L’istituto del condono è inapplicabile laddove l’abuso sia realizzato dal singolo condomino su aree comuni

Consiglio di Stato, Sezione sesta, Sentenza 29 agosto 2019, n. 5947.

La massima estrapolata:

L’istituto del condono è inapplicabile laddove l’abuso sia realizzato dal singolo condomino su aree comuni, in assenza di ogni elemento di prova circa la volontà degli altri comproprietari, atteso che, diversamente opinando, l’amministrazione finirebbe per legittimare una sostanziale appropriazione di spazi condominiali da parte del singolo condomino, in presenza di una possibile volontà contraria degli altri, i quali potrebbero essere interessati all’eliminazione dell’abuso anche in via amministrativa e non solo con azioni privatistiche.

Sentenza 29 agosto 2019, n. 5947

Data udienza 23 luglio 2019

REPUBBLICA ITALIANA
IN NOME DEL POPOLO ITALIANO
Il Consiglio di Stato
in sede giurisdizionale
Sezione Sesta
ha pronunciato la presente
SENTENZA
sul ricorso numero di registro generale 5420 del 2013, proposto dal signor An. Sb., rappresentato e difeso dall’avvocato Um. Ge., con domicilio eletto presso lo studio dell’avvocato Pa. Ca. in Roma, via (…);
contro
il Comune di (omissis), in persona del Sindaco pro tempore, non costituito in giudizio;
per la riforma
della sentenza del Tribunale Amministrativo Regionale per la Campania Sezione Sesta n. 238/2013, resa tra le parti, concernente diniego di condono edilizio e conseguente ingiunzione a demolire
Visti il ricorso in appello e i relativi allegati;
Visti tutti gli atti della causa;
Relatore nell’udienza del giorno 23 luglio 2019 il Consigliere Antonella Manzione e udito per il ricorrente l’avvocato An. Fe., per delega dell’avvocato Um. Ge.;
Ritenuto e considerato in fatto e diritto quanto segue.

FATTO

1. Il signor An. Sb. ha impugnato innanzi al T.A.R. per il Lazio (ricorso n. r. 4853/2012) il diniego di condono e la conseguente ingiunzione a demolire una serie di interventi effettuati su un immobile di proprietà ubicato alla via Madonna delle Grazie, n. 11, nel Comune di (omissis), facente parte di un più ampio edificio oggetto di divisione tra fratelli, con una corte interna rimasta in comproprietà . In particolare, i lavori sono consistiti in piccoli ampliamenti di due distinte unità immobiliari poste al piano terra, aggiungendo vani insistenti in parte sul ridetto cortile (vano cucina/tinello con antistante terrazzino, ingresso e bagno per quello sul confine nord; corridoio, per quello lungo il confine sud ovest).

- **Breve esercizio A**
Riporta senza modifiche le righe dell'elenco, dalla prima fino alla riga che contiene "back-icon[interactable]: ↩ [0,997,80,1023]", inclusa.

- **Dati estratti**

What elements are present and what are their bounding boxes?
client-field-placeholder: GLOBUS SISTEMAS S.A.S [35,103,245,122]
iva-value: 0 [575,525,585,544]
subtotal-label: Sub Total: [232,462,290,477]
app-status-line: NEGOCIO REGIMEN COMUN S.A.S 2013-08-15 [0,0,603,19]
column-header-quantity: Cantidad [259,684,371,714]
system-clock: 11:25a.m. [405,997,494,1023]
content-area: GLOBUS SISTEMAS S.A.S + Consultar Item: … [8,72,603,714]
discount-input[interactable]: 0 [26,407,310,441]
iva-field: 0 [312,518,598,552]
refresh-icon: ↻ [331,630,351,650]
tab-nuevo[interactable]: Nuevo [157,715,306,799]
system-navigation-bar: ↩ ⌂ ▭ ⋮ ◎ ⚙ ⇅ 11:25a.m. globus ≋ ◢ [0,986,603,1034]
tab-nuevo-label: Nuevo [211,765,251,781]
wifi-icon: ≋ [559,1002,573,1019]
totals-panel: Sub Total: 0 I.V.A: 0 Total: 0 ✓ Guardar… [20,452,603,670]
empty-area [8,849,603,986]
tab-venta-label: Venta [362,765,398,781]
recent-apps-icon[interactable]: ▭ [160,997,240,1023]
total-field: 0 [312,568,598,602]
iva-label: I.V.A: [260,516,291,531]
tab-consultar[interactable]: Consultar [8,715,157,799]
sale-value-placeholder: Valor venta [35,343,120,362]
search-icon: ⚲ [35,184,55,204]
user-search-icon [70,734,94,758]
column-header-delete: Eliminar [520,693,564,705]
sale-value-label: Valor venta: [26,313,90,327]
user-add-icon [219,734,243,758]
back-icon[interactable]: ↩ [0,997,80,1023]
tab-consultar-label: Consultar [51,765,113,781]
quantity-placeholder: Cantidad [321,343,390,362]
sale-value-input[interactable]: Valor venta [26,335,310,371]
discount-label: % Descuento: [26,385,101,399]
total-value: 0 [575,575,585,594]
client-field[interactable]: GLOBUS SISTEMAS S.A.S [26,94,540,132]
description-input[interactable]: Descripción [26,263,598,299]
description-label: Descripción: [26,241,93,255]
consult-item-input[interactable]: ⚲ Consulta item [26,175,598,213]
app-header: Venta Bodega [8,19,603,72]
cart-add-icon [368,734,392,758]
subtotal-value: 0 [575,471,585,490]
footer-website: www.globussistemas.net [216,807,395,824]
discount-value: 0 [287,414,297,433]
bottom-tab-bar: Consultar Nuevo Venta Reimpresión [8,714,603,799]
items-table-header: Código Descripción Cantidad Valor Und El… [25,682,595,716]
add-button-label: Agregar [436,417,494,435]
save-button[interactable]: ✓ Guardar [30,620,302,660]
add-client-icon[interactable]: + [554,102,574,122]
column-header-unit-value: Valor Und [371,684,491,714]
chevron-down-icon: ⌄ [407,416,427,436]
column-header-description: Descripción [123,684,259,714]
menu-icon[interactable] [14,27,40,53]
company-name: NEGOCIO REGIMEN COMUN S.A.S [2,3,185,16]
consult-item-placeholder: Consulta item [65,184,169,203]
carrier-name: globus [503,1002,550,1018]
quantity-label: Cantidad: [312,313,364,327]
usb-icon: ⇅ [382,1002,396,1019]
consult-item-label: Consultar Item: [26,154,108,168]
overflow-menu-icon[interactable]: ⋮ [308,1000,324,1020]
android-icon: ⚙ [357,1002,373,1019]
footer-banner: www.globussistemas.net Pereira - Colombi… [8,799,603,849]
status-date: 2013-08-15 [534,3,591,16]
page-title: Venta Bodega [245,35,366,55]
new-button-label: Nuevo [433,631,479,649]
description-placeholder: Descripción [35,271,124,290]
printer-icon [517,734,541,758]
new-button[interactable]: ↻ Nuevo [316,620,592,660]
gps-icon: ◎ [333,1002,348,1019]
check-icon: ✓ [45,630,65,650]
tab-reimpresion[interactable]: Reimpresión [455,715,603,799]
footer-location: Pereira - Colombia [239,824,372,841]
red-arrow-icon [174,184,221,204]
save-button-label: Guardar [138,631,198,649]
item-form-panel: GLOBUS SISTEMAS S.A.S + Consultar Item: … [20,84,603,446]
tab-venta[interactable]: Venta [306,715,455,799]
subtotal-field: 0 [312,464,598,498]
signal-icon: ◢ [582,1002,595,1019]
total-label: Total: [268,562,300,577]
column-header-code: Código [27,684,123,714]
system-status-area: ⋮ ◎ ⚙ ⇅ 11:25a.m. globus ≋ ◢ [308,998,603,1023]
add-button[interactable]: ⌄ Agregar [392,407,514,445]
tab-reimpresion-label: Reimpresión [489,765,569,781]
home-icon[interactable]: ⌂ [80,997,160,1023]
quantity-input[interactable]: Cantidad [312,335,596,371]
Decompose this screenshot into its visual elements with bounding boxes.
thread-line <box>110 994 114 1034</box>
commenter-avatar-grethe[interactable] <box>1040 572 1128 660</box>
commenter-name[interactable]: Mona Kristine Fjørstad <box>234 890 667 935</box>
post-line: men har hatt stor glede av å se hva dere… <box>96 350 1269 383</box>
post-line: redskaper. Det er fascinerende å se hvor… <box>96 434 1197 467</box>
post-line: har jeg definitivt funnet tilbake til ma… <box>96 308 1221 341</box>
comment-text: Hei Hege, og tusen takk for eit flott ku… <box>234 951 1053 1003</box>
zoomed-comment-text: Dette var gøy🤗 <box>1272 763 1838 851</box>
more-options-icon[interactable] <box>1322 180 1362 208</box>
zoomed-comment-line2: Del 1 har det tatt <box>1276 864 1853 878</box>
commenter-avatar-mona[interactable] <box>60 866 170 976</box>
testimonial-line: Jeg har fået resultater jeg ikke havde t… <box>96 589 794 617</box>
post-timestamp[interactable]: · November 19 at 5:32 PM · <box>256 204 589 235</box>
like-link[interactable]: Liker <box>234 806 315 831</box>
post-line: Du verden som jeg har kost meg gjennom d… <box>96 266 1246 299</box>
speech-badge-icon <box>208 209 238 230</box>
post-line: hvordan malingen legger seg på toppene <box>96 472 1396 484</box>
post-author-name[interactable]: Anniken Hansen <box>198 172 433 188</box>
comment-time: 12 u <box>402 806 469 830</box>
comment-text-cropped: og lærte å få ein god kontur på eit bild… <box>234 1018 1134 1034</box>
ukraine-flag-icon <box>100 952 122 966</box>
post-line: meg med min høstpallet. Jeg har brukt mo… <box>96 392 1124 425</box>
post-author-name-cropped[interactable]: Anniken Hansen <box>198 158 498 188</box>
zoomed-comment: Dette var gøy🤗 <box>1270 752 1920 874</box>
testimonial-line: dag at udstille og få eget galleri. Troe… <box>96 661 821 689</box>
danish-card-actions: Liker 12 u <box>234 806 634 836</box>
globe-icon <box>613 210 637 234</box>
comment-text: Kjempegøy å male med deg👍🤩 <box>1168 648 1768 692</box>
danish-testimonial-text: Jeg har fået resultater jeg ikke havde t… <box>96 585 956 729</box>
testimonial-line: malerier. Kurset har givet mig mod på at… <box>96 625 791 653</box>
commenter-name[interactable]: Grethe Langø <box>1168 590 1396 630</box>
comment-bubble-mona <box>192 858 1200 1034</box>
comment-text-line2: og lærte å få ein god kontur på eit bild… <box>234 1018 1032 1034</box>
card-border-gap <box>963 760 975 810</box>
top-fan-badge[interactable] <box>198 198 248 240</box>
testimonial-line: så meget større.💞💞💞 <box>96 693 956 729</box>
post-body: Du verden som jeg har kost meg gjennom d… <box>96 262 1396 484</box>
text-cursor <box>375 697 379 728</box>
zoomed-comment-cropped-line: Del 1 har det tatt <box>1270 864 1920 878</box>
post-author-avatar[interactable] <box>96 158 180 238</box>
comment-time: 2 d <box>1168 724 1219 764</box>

- **Breve esercizio B**
Nella sentenza, chi era il relatore nell'udienza del 23 luglio 2019?

- **Soluzione A**
What elements are present and what are their bounding boxes?
client-field-placeholder: GLOBUS SISTEMAS S.A.S [35,103,245,122]
iva-value: 0 [575,525,585,544]
subtotal-label: Sub Total: [232,462,290,477]
app-status-line: NEGOCIO REGIMEN COMUN S.A.S 2013-08-15 [0,0,603,19]
column-header-quantity: Cantidad [259,684,371,714]
system-clock: 11:25a.m. [405,997,494,1023]
content-area: GLOBUS SISTEMAS S.A.S + Consultar Item: … [8,72,603,714]
discount-input[interactable]: 0 [26,407,310,441]
iva-field: 0 [312,518,598,552]
refresh-icon: ↻ [331,630,351,650]
tab-nuevo[interactable]: Nuevo [157,715,306,799]
system-navigation-bar: ↩ ⌂ ▭ ⋮ ◎ ⚙ ⇅ 11:25a.m. globus ≋ ◢ [0,986,603,1034]
tab-nuevo-label: Nuevo [211,765,251,781]
wifi-icon: ≋ [559,1002,573,1019]
totals-panel: Sub Total: 0 I.V.A: 0 Total: 0 ✓ Guardar… [20,452,603,670]
empty-area [8,849,603,986]
tab-venta-label: Venta [362,765,398,781]
recent-apps-icon[interactable]: ▭ [160,997,240,1023]
total-field: 0 [312,568,598,602]
iva-label: I.V.A: [260,516,291,531]
tab-consultar[interactable]: Consultar [8,715,157,799]
sale-value-placeholder: Valor venta [35,343,120,362]
search-icon: ⚲ [35,184,55,204]
user-search-icon [70,734,94,758]
column-header-delete: Eliminar [520,693,564,705]
sale-value-label: Valor venta: [26,313,90,327]
user-add-icon [219,734,243,758]
back-icon[interactable]: ↩ [0,997,80,1023]

- **Soluzione B**
Il Consigliere Antonella Manzione.